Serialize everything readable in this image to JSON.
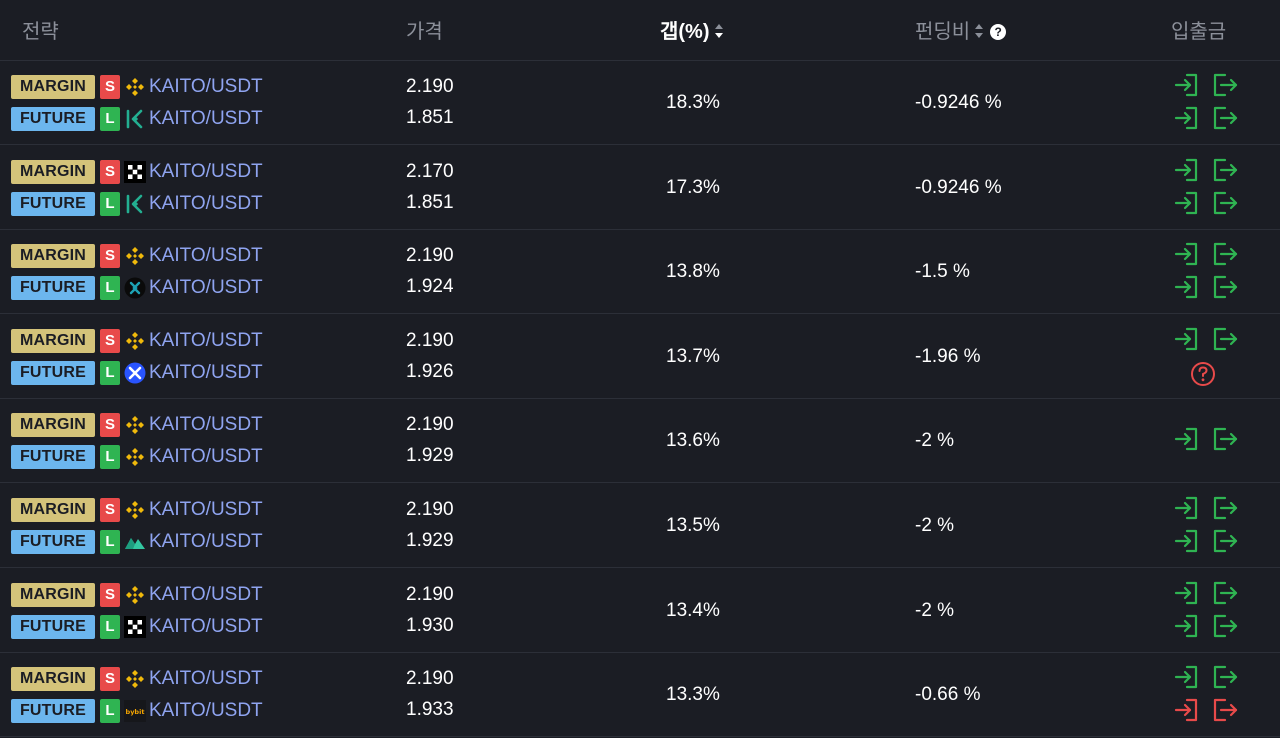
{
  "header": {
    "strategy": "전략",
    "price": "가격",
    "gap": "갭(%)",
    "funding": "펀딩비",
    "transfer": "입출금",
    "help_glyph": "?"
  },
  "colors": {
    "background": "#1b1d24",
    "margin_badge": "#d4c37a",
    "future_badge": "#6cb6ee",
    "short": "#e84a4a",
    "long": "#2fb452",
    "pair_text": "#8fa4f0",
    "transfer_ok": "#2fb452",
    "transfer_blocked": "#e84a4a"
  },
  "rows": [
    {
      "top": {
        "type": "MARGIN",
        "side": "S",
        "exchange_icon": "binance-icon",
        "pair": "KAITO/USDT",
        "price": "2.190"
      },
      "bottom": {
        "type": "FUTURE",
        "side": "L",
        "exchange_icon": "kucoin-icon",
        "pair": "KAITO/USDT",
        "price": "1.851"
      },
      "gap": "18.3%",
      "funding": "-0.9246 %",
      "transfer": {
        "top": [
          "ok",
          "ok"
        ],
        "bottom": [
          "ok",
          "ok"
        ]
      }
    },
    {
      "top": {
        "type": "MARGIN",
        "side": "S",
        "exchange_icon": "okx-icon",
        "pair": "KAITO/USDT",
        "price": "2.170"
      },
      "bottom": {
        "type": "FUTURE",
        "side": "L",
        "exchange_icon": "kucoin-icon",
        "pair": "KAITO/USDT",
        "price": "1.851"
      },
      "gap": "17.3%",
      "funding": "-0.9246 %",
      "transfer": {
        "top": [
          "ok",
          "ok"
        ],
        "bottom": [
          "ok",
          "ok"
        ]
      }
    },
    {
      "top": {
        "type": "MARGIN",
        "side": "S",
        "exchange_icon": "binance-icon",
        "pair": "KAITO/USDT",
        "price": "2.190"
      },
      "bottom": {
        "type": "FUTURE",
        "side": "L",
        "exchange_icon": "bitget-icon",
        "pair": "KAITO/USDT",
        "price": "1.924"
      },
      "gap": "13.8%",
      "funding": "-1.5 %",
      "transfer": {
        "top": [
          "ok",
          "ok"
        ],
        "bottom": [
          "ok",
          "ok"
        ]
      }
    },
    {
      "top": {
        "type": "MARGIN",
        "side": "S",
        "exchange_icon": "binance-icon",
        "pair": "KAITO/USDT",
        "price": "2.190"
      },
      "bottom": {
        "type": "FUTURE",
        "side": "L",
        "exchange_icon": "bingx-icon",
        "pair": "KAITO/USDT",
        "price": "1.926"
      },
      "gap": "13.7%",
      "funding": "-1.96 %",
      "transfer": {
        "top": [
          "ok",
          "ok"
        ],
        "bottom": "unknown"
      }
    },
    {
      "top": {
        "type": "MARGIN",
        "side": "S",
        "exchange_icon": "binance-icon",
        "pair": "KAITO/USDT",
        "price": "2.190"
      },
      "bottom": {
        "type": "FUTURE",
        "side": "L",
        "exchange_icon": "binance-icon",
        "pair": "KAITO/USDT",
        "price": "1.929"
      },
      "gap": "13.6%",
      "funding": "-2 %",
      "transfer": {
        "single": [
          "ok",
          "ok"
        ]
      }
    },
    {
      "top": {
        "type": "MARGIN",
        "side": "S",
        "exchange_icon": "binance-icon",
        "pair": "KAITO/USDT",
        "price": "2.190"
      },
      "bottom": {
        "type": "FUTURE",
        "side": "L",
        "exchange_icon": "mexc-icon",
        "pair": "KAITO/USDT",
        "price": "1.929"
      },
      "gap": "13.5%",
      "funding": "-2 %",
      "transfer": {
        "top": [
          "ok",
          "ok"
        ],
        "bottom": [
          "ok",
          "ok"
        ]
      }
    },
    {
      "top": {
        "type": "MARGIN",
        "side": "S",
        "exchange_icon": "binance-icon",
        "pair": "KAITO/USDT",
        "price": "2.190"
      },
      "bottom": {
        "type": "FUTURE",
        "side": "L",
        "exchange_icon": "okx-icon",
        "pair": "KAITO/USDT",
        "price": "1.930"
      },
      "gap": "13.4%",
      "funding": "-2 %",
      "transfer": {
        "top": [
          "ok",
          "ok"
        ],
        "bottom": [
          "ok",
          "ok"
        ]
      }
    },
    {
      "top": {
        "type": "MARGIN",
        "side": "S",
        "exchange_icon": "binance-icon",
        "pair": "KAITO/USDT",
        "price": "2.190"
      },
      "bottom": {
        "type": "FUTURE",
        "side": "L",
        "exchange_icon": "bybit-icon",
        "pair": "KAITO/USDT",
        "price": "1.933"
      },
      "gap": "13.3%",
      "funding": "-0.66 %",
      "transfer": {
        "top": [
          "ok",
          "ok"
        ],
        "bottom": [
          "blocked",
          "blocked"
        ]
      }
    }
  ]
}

TASK TO COMPLETE ->
Exclude every picture and copy the remaining data exactly.

WRITTEN RESPONSE ->
Serialize everything readable in this image to JSON.
{
  "header": {
    "strategy": "전략",
    "price": "가격",
    "gap": "갭(%)",
    "funding": "펀딩비",
    "transfer": "입출금",
    "help_glyph": "?"
  },
  "colors": {
    "background": "#1b1d24",
    "margin_badge": "#d4c37a",
    "future_badge": "#6cb6ee",
    "short": "#e84a4a",
    "long": "#2fb452",
    "pair_text": "#8fa4f0",
    "transfer_ok": "#2fb452",
    "transfer_blocked": "#e84a4a"
  },
  "rows": [
    {
      "top": {
        "type": "MARGIN",
        "side": "S",
        "exchange_icon": "binance-icon",
        "pair": "KAITO/USDT",
        "price": "2.190"
      },
      "bottom": {
        "type": "FUTURE",
        "side": "L",
        "exchange_icon": "kucoin-icon",
        "pair": "KAITO/USDT",
        "price": "1.851"
      },
      "gap": "18.3%",
      "funding": "-0.9246 %",
      "transfer": {
        "top": [
          "ok",
          "ok"
        ],
        "bottom": [
          "ok",
          "ok"
        ]
      }
    },
    {
      "top": {
        "type": "MARGIN",
        "side": "S",
        "exchange_icon": "okx-icon",
        "pair": "KAITO/USDT",
        "price": "2.170"
      },
      "bottom": {
        "type": "FUTURE",
        "side": "L",
        "exchange_icon": "kucoin-icon",
        "pair": "KAITO/USDT",
        "price": "1.851"
      },
      "gap": "17.3%",
      "funding": "-0.9246 %",
      "transfer": {
        "top": [
          "ok",
          "ok"
        ],
        "bottom": [
          "ok",
          "ok"
        ]
      }
    },
    {
      "top": {
        "type": "MARGIN",
        "side": "S",
        "exchange_icon": "binance-icon",
        "pair": "KAITO/USDT",
        "price": "2.190"
      },
      "bottom": {
        "type": "FUTURE",
        "side": "L",
        "exchange_icon": "bitget-icon",
        "pair": "KAITO/USDT",
        "price": "1.924"
      },
      "gap": "13.8%",
      "funding": "-1.5 %",
      "transfer": {
        "top": [
          "ok",
          "ok"
        ],
        "bottom": [
          "ok",
          "ok"
        ]
      }
    },
    {
      "top": {
        "type": "MARGIN",
        "side": "S",
        "exchange_icon": "binance-icon",
        "pair": "KAITO/USDT",
        "price": "2.190"
      },
      "bottom": {
        "type": "FUTURE",
        "side": "L",
        "exchange_icon": "bingx-icon",
        "pair": "KAITO/USDT",
        "price": "1.926"
      },
      "gap": "13.7%",
      "funding": "-1.96 %",
      "transfer": {
        "top": [
          "ok",
          "ok"
        ],
        "bottom": "unknown"
      }
    },
    {
      "top": {
        "type": "MARGIN",
        "side": "S",
        "exchange_icon": "binance-icon",
        "pair": "KAITO/USDT",
        "price": "2.190"
      },
      "bottom": {
        "type": "FUTURE",
        "side": "L",
        "exchange_icon": "binance-icon",
        "pair": "KAITO/USDT",
        "price": "1.929"
      },
      "gap": "13.6%",
      "funding": "-2 %",
      "transfer": {
        "single": [
          "ok",
          "ok"
        ]
      }
    },
    {
      "top": {
        "type": "MARGIN",
        "side": "S",
        "exchange_icon": "binance-icon",
        "pair": "KAITO/USDT",
        "price": "2.190"
      },
      "bottom": {
        "type": "FUTURE",
        "side": "L",
        "exchange_icon": "mexc-icon",
        "pair": "KAITO/USDT",
        "price": "1.929"
      },
      "gap": "13.5%",
      "funding": "-2 %",
      "transfer": {
        "top": [
          "ok",
          "ok"
        ],
        "bottom": [
          "ok",
          "ok"
        ]
      }
    },
    {
      "top": {
        "type": "MARGIN",
        "side": "S",
        "exchange_icon": "binance-icon",
        "pair": "KAITO/USDT",
        "price": "2.190"
      },
      "bottom": {
        "type": "FUTURE",
        "side": "L",
        "exchange_icon": "okx-icon",
        "pair": "KAITO/USDT",
        "price": "1.930"
      },
      "gap": "13.4%",
      "funding": "-2 %",
      "transfer": {
        "top": [
          "ok",
          "ok"
        ],
        "bottom": [
          "ok",
          "ok"
        ]
      }
    },
    {
      "top": {
        "type": "MARGIN",
        "side": "S",
        "exchange_icon": "binance-icon",
        "pair": "KAITO/USDT",
        "price": "2.190"
      },
      "bottom": {
        "type": "FUTURE",
        "side": "L",
        "exchange_icon": "bybit-icon",
        "pair": "KAITO/USDT",
        "price": "1.933"
      },
      "gap": "13.3%",
      "funding": "-0.66 %",
      "transfer": {
        "top": [
          "ok",
          "ok"
        ],
        "bottom": [
          "blocked",
          "blocked"
        ]
      }
    }
  ]
}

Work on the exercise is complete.